* Document:
· · · · · · ·

Implement SAND-WP-0008: host telemetry and self-canary

Add profile.sandbox-canary, HostSnapshot/inventory/stale schemas, SSH
collectors, before/after provision deltas, telemetry export to State Hub
and local JSON, default `sandboxer create` self-deploy, inspect/reap-stale
CLI, runbook, and CoulombCore verification (26 tests pass).
This commit is contained in:
2026-06-23 19:53:51 +02:00
parent 582c1dd3c6
commit c0a9261cdc
22 changed files with 1047 additions and 26 deletions

95
docs/host-telemetry.md Normal file
View File

@@ -0,0 +1,95 @@
# Host telemetry contract
Version 0.1 — SAND-WP-0008. Extends `docs/meta-framework.md` Host resource with
read-only observability. sand-boxer collects and exports telemetry; it does not
own long-term metrics storage.
---
## Types
### HostSnapshot
Point-in-time host metrics collected over SSH (≤10s, non-root-safe).

· · · · · · ·

* Records shown:
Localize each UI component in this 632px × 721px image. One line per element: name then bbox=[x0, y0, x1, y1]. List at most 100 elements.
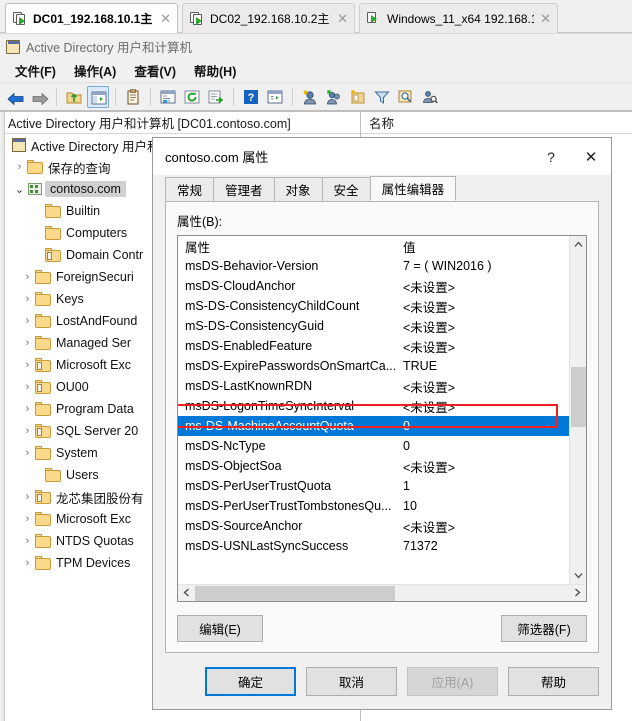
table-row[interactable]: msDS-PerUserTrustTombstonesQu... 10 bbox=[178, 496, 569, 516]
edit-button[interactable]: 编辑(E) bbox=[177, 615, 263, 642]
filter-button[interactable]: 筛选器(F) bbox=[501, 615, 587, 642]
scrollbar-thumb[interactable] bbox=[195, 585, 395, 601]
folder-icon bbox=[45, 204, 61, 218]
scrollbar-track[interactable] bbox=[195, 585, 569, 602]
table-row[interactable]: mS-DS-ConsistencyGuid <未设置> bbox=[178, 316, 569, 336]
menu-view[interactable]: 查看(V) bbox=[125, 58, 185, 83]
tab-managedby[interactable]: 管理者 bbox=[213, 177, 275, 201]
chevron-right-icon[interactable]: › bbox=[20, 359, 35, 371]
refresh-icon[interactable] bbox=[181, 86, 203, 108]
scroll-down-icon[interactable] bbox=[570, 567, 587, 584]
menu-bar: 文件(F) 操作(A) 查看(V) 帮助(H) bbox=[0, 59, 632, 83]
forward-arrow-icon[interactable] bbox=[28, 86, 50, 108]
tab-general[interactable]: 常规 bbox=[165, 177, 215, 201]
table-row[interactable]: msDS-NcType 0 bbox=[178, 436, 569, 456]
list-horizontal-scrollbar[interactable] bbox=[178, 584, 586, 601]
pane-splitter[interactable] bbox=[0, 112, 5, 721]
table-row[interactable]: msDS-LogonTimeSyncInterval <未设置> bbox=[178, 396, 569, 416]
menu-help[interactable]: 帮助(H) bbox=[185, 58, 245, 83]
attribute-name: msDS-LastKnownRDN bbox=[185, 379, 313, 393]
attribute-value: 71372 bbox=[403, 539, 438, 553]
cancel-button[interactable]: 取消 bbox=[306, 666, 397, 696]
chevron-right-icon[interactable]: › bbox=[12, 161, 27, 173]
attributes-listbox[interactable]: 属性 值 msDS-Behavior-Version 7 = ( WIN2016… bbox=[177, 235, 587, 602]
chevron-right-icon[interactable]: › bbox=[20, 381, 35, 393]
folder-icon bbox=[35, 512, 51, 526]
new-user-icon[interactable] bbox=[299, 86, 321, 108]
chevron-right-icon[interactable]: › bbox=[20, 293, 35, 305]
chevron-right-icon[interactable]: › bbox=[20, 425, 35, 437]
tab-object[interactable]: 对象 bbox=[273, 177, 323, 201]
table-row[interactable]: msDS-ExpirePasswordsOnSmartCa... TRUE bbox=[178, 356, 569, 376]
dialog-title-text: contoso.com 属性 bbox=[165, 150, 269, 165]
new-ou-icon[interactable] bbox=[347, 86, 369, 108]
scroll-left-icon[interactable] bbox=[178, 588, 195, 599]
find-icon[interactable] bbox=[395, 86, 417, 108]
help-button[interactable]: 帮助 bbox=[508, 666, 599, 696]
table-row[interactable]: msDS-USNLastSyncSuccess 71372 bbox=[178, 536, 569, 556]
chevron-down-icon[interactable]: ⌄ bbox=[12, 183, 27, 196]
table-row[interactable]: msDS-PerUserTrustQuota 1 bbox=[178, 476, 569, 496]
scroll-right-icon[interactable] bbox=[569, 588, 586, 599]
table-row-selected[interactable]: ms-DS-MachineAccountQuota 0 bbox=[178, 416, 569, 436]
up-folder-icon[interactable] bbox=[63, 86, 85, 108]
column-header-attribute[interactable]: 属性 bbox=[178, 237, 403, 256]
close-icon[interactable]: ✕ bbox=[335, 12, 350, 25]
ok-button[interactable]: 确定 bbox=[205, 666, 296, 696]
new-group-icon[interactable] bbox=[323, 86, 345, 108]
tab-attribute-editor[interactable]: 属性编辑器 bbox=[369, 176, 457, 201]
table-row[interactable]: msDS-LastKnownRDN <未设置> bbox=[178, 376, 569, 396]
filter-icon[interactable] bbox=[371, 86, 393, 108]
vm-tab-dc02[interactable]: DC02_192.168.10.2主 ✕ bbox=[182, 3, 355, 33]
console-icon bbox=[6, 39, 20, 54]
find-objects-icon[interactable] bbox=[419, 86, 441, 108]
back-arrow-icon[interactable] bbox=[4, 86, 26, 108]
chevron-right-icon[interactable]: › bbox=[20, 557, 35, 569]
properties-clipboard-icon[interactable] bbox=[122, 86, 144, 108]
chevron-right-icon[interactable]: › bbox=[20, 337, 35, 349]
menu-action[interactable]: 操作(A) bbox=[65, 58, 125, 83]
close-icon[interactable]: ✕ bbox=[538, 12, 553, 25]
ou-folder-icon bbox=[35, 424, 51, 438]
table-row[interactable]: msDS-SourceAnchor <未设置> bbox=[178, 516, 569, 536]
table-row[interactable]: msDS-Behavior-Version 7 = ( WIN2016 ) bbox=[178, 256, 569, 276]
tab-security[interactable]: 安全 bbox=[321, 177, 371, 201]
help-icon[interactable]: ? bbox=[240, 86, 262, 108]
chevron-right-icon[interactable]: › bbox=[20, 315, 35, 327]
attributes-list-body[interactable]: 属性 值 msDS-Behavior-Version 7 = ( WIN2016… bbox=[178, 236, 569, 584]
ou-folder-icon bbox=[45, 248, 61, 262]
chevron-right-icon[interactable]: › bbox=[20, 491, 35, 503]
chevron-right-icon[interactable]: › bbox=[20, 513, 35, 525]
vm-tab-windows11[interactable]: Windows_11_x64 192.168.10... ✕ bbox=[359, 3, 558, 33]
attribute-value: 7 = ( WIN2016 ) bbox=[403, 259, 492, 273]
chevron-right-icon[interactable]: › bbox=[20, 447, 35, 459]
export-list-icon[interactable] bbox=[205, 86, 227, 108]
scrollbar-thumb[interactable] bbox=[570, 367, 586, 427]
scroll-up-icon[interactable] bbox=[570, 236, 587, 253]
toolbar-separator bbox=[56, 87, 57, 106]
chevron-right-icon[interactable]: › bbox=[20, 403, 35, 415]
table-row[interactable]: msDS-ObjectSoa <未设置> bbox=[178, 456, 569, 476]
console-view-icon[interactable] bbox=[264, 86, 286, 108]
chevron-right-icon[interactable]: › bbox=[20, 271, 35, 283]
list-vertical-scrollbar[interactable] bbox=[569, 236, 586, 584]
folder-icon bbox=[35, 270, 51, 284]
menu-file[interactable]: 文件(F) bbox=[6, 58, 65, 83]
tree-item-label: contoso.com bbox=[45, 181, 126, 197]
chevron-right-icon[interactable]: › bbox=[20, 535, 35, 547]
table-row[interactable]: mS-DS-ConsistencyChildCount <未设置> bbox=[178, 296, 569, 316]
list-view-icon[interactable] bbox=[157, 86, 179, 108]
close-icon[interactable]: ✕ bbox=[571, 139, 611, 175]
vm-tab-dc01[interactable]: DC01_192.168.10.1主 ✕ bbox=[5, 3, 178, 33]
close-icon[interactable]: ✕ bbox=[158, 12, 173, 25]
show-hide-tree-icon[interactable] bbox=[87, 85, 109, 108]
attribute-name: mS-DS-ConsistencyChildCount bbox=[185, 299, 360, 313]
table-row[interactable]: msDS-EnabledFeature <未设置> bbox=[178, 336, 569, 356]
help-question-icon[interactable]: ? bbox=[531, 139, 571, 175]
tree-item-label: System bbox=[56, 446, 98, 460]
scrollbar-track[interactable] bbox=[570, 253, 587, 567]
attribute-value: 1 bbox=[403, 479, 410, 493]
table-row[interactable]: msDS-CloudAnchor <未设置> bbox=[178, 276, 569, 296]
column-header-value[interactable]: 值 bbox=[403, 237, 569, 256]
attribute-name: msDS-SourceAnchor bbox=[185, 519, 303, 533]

· · · · · · ·

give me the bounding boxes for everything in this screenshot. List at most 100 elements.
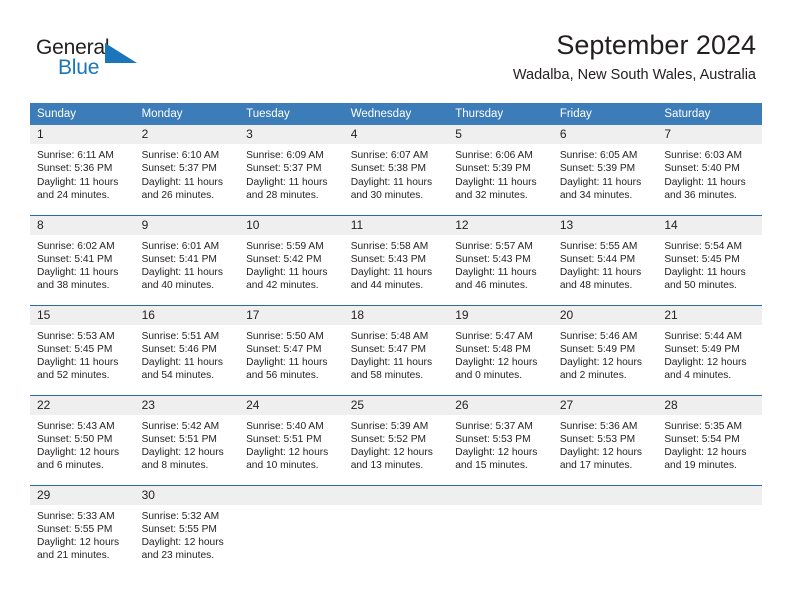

· · · · · · ·

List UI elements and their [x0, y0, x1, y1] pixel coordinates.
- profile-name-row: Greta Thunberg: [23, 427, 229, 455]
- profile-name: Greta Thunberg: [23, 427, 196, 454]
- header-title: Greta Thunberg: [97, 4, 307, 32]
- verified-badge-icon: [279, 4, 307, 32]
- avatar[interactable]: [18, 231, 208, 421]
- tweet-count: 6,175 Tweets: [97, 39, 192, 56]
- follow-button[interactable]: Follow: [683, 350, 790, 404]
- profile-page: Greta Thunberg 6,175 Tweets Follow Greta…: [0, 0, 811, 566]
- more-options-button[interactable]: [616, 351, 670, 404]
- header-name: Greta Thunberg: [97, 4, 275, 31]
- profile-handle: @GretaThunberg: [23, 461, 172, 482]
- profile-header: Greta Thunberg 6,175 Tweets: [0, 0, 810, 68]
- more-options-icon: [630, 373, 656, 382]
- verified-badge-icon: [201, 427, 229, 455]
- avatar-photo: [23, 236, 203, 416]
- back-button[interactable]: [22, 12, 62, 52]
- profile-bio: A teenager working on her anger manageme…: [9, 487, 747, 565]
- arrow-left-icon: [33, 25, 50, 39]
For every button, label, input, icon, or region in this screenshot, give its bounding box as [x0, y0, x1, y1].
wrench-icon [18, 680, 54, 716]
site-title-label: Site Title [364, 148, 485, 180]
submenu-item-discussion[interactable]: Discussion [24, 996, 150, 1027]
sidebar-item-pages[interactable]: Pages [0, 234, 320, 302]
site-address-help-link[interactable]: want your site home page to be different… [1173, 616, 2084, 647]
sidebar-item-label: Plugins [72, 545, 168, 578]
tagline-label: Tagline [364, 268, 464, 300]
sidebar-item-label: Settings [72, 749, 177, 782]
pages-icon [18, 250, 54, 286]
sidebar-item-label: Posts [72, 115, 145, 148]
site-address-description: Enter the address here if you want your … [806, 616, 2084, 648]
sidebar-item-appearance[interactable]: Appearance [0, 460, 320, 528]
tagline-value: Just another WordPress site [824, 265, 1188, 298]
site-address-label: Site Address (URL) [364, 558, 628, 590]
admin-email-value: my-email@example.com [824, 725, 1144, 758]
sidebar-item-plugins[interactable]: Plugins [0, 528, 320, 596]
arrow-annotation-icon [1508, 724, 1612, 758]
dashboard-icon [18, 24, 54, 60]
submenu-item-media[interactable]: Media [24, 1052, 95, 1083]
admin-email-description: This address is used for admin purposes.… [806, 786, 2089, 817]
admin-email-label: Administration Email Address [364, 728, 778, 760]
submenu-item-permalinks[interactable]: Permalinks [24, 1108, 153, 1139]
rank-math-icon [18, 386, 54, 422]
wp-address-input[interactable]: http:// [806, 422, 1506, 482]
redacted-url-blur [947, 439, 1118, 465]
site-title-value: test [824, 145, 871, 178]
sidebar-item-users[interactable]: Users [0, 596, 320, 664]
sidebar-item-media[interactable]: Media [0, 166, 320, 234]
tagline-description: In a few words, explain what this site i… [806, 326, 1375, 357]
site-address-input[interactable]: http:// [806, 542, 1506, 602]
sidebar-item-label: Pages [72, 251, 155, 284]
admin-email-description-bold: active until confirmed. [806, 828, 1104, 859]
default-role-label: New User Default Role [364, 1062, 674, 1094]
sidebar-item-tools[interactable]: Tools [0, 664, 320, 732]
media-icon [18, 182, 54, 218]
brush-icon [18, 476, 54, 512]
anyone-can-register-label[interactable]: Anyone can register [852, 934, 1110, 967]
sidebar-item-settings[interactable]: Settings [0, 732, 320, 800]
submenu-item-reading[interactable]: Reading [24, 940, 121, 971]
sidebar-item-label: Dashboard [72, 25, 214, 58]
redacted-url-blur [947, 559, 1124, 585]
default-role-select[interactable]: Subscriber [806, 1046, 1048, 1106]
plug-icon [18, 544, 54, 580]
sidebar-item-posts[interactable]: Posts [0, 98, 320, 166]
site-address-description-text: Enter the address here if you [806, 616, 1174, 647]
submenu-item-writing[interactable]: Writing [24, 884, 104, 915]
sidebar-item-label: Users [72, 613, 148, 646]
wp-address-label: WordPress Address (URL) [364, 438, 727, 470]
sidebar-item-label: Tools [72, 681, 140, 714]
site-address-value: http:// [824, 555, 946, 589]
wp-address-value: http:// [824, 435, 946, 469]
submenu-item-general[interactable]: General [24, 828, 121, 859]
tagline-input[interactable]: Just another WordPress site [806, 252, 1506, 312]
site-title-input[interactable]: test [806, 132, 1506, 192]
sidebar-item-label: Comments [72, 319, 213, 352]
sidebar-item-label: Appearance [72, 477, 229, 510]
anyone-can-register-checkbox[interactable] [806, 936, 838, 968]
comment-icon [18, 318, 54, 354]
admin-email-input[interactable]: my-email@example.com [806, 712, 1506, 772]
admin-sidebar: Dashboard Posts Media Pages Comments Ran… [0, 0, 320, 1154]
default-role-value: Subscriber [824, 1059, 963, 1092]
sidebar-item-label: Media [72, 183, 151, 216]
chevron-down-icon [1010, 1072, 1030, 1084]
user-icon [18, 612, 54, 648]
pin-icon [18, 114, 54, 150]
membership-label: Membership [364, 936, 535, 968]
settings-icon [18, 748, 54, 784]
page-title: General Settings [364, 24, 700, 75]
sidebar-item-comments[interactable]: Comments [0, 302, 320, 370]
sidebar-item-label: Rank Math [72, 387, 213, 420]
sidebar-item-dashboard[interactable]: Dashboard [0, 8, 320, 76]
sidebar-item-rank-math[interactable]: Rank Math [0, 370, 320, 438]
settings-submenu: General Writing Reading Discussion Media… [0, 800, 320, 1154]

· · · · · · ·

Reproduce the stretch of the commit text from "Implement SAND-WP-0008: host" through "(26 tests pass).", keeping every word and mark as it stands. The listing plays no part in what is asked here.

Implement SAND-WP-0008: host telemetry and self-canary

Add profile.sandbox-canary, HostSnapshot/inventory/stale schemas, SSH
collectors, before/after provision deltas, telemetry export to State Hub
and local JSON, default `sandboxer create` self-deploy, inspect/reap-stale
CLI, runbook, and CoulombCore verification (26 tests pass).